ABOUT THIS TASK:
Identify, in the records below, every line where the string "JSON" appears, and copy each such line.

EXERCISE MATERIAL: Begin

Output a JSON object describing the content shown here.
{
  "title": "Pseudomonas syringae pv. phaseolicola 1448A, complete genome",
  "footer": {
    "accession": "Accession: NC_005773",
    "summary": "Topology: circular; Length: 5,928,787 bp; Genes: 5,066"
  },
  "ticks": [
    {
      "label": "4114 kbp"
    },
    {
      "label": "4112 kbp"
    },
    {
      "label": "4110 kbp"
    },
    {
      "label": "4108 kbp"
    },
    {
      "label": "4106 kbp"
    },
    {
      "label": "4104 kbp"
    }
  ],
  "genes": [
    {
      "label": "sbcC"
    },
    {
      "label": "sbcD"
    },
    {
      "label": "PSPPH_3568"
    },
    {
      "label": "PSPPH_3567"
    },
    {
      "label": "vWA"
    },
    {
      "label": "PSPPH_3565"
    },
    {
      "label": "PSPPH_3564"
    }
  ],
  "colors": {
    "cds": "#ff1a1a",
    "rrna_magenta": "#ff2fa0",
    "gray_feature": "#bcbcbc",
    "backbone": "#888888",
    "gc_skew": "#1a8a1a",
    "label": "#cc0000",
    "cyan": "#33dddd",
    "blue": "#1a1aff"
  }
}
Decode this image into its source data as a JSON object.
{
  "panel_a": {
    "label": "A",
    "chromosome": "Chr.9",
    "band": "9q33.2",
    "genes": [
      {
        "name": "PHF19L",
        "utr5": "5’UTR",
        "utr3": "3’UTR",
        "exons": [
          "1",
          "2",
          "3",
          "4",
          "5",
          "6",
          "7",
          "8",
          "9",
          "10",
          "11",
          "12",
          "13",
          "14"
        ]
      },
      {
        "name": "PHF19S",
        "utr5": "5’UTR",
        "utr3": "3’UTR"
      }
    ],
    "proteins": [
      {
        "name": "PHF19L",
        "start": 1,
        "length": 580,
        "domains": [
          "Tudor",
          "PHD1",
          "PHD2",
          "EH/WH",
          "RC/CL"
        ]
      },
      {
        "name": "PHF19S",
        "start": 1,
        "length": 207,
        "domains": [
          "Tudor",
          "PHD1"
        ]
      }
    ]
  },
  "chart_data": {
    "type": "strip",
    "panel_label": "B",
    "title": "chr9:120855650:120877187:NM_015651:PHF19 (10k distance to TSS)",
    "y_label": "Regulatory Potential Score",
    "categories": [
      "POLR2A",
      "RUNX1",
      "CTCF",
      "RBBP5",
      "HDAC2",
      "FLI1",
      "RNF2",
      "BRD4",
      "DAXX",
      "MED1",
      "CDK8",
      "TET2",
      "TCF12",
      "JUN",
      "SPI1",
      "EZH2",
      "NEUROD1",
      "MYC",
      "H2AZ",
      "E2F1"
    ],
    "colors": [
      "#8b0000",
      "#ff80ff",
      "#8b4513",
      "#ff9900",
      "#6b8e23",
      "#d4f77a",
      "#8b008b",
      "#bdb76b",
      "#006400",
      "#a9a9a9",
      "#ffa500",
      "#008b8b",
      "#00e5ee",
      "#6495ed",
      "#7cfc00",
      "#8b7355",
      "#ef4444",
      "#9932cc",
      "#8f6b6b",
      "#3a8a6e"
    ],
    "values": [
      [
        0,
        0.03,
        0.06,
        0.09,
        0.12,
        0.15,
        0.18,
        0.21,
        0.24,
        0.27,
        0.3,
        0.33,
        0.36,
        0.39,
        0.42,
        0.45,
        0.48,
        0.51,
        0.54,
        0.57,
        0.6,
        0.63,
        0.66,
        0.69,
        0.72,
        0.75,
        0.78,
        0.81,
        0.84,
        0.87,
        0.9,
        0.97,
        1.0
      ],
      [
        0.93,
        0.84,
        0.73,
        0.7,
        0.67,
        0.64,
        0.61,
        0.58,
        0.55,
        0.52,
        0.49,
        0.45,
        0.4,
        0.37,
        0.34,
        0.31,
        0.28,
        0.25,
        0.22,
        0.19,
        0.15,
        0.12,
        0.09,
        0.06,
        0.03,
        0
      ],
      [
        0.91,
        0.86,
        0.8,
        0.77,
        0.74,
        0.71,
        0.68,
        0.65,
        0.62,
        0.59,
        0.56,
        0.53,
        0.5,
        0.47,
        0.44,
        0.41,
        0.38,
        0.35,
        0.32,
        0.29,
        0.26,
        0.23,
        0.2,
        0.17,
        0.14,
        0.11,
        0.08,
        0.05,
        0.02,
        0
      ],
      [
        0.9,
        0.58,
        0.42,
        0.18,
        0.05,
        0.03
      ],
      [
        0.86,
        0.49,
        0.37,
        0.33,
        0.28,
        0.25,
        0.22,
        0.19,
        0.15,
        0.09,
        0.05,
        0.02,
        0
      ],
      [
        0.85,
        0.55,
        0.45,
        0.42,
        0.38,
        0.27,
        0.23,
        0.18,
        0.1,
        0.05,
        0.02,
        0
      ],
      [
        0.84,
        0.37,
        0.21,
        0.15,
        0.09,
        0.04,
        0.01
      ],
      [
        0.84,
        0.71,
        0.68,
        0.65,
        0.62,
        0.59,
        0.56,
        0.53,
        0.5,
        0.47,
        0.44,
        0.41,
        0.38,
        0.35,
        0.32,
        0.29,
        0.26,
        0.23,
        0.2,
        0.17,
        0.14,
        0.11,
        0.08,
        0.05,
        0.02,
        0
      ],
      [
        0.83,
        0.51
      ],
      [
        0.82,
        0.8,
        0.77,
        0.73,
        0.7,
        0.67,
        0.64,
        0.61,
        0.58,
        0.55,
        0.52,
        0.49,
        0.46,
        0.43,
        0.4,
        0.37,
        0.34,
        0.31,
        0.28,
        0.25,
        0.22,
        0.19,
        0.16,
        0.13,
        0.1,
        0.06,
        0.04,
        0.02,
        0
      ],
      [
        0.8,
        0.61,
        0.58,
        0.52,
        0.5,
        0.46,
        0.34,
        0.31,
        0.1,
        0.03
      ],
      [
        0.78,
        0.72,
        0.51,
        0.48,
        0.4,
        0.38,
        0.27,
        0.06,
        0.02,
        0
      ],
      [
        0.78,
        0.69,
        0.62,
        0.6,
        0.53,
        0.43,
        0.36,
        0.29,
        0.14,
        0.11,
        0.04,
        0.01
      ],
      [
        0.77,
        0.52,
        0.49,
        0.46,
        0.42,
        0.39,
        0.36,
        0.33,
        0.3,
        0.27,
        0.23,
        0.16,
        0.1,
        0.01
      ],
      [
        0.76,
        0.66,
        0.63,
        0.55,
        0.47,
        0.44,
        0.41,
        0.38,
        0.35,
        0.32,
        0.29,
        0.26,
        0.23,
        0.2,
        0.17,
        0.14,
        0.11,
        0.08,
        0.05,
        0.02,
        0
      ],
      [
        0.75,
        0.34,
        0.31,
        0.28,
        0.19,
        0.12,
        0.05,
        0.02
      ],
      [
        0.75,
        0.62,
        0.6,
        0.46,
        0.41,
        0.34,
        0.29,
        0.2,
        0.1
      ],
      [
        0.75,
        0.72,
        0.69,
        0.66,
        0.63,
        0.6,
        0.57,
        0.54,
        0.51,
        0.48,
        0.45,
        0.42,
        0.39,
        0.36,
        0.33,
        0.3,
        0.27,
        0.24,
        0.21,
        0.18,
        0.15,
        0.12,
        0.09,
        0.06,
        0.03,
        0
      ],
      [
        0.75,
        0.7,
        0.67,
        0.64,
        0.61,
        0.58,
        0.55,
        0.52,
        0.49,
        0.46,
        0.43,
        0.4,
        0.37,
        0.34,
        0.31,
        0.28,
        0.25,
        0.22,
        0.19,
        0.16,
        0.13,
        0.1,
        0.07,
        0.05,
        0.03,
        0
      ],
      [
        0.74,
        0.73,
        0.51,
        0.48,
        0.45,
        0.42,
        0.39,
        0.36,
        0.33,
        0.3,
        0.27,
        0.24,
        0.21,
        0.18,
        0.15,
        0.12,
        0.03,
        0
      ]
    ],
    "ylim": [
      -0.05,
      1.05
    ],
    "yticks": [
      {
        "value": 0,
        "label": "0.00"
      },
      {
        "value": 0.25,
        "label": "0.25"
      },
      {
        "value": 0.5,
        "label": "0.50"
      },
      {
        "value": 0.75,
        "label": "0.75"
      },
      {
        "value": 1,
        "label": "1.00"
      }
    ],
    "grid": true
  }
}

EXERCISE MATERIAL: End

YOUR RESPONSE:
Output a JSON object describing the content shown here.
Decode this image into its source data as a JSON object.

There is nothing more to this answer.